■ **Aim**: Transcribe all of the material below word for word and leave out its pictures.

Entries taken from a collection:
···

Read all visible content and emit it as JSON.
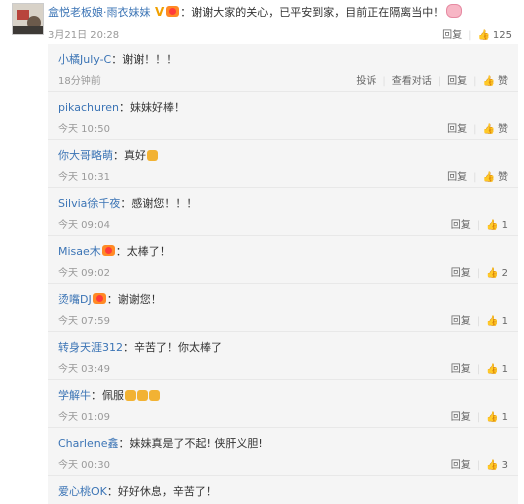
{
  "main": {
    "username": "盒悦老板娘·雨衣妹妹",
    "text": "谢谢大家的关心，已平安到家，目前正在隔离当中！",
    "time": "3月21日 20:28",
    "reply_label": "回复",
    "like_count": "125",
    "v_glyph": "V"
  },
  "actions": {
    "report": "投诉",
    "view_conversation": "查看对话",
    "reply": "回复",
    "like": "赞"
  },
  "colon": "：",
  "replies": [
    {
      "user": "小橘July-C",
      "text": "谢谢！！！",
      "time": "18分钟前",
      "likes": "赞",
      "fan_badge": false,
      "emoji": "",
      "extra_actions": true
    },
    {
      "user": "pikachuren",
      "text": "妹妹好棒！",
      "time": "今天 10:50",
      "likes": "赞",
      "fan_badge": false,
      "emoji": "",
      "extra_actions": false
    },
    {
      "user": "你大哥略萌",
      "text": "真好",
      "time": "今天 10:31",
      "likes": "赞",
      "fan_badge": false,
      "emoji": "thumb",
      "extra_actions": false
    },
    {
      "user": "Silvia徐千夜",
      "text": "感谢您！！！",
      "time": "今天 09:04",
      "likes": "1",
      "fan_badge": false,
      "emoji": "",
      "extra_actions": false
    },
    {
      "user": "Misae木",
      "text": "太棒了！",
      "time": "今天 09:02",
      "likes": "2",
      "fan_badge": true,
      "emoji": "",
      "extra_actions": false
    },
    {
      "user": "烫嘴DJ",
      "text": "谢谢您！",
      "time": "今天 07:59",
      "likes": "1",
      "fan_badge": true,
      "emoji": "",
      "extra_actions": false
    },
    {
      "user": "转身天涯312",
      "text": "辛苦了！你太棒了",
      "time": "今天 03:49",
      "likes": "1",
      "fan_badge": false,
      "emoji": "",
      "extra_actions": false
    },
    {
      "user": "学解牛",
      "text": "佩服",
      "time": "今天 01:09",
      "likes": "1",
      "fan_badge": false,
      "emoji": "thumb3",
      "extra_actions": false
    },
    {
      "user": "Charlene鑫",
      "text": "妹妹真是了不起! 侠肝义胆!",
      "time": "今天 00:30",
      "likes": "3",
      "fan_badge": false,
      "emoji": "",
      "extra_actions": false
    },
    {
      "user": "爱心桃OK",
      "text": "好好休息，辛苦了！",
      "time": "",
      "likes": "",
      "fan_badge": false,
      "emoji": "",
      "extra_actions": false
    }
  ],
  "colors": {
    "username": "#3b74b5",
    "meta": "#999999",
    "reply_bg": "#f5f5f5",
    "v_badge": "#f0a000"
  }
}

···

■ **Answer to the exercise**:
Read all visible content and emit it as JSON.
{
  "main": {
    "username": "盒悦老板娘·雨衣妹妹",
    "text": "谢谢大家的关心，已平安到家，目前正在隔离当中！",
    "time": "3月21日 20:28",
    "reply_label": "回复",
    "like_count": "125",
    "v_glyph": "V"
  },
  "actions": {
    "report": "投诉",
    "view_conversation": "查看对话",
    "reply": "回复",
    "like": "赞"
  },
  "colon": "：",
  "replies": [
    {
      "user": "小橘July-C",
      "text": "谢谢！！！",
      "time": "18分钟前",
      "likes": "赞",
      "fan_badge": false,
      "emoji": "",
      "extra_actions": true
    },
    {
      "user": "pikachuren",
      "text": "妹妹好棒！",
      "time": "今天 10:50",
      "likes": "赞",
      "fan_badge": false,
      "emoji": "",
      "extra_actions": false
    },
    {
      "user": "你大哥略萌",
      "text": "真好",
      "time": "今天 10:31",
      "likes": "赞",
      "fan_badge": false,
      "emoji": "thumb",
      "extra_actions": false
    },
    {
      "user": "Silvia徐千夜",
      "text": "感谢您！！！",
      "time": "今天 09:04",
      "likes": "1",
      "fan_badge": false,
      "emoji": "",
      "extra_actions": false
    },
    {
      "user": "Misae木",
      "text": "太棒了！",
      "time": "今天 09:02",
      "likes": "2",
      "fan_badge": true,
      "emoji": "",
      "extra_actions": false
    },
    {
      "user": "烫嘴DJ",
      "text": "谢谢您！",
      "time": "今天 07:59",
      "likes": "1",
      "fan_badge": true,
      "emoji": "",
      "extra_actions": false
    },
    {
      "user": "转身天涯312",
      "text": "辛苦了！你太棒了",
      "time": "今天 03:49",
      "likes": "1",
      "fan_badge": false,
      "emoji": "",
      "extra_actions": false
    },
    {
      "user": "学解牛",
      "text": "佩服",
      "time": "今天 01:09",
      "likes": "1",
      "fan_badge": false,
      "emoji": "thumb3",
      "extra_actions": false
    },
    {
      "user": "Charlene鑫",
      "text": "妹妹真是了不起! 侠肝义胆!",
      "time": "今天 00:30",
      "likes": "3",
      "fan_badge": false,
      "emoji": "",
      "extra_actions": false
    },
    {
      "user": "爱心桃OK",
      "text": "好好休息，辛苦了！",
      "time": "",
      "likes": "",
      "fan_badge": false,
      "emoji": "",
      "extra_actions": false
    }
  ],
  "colors": {
    "username": "#3b74b5",
    "meta": "#999999",
    "reply_bg": "#f5f5f5",
    "v_badge": "#f0a000"
  }
}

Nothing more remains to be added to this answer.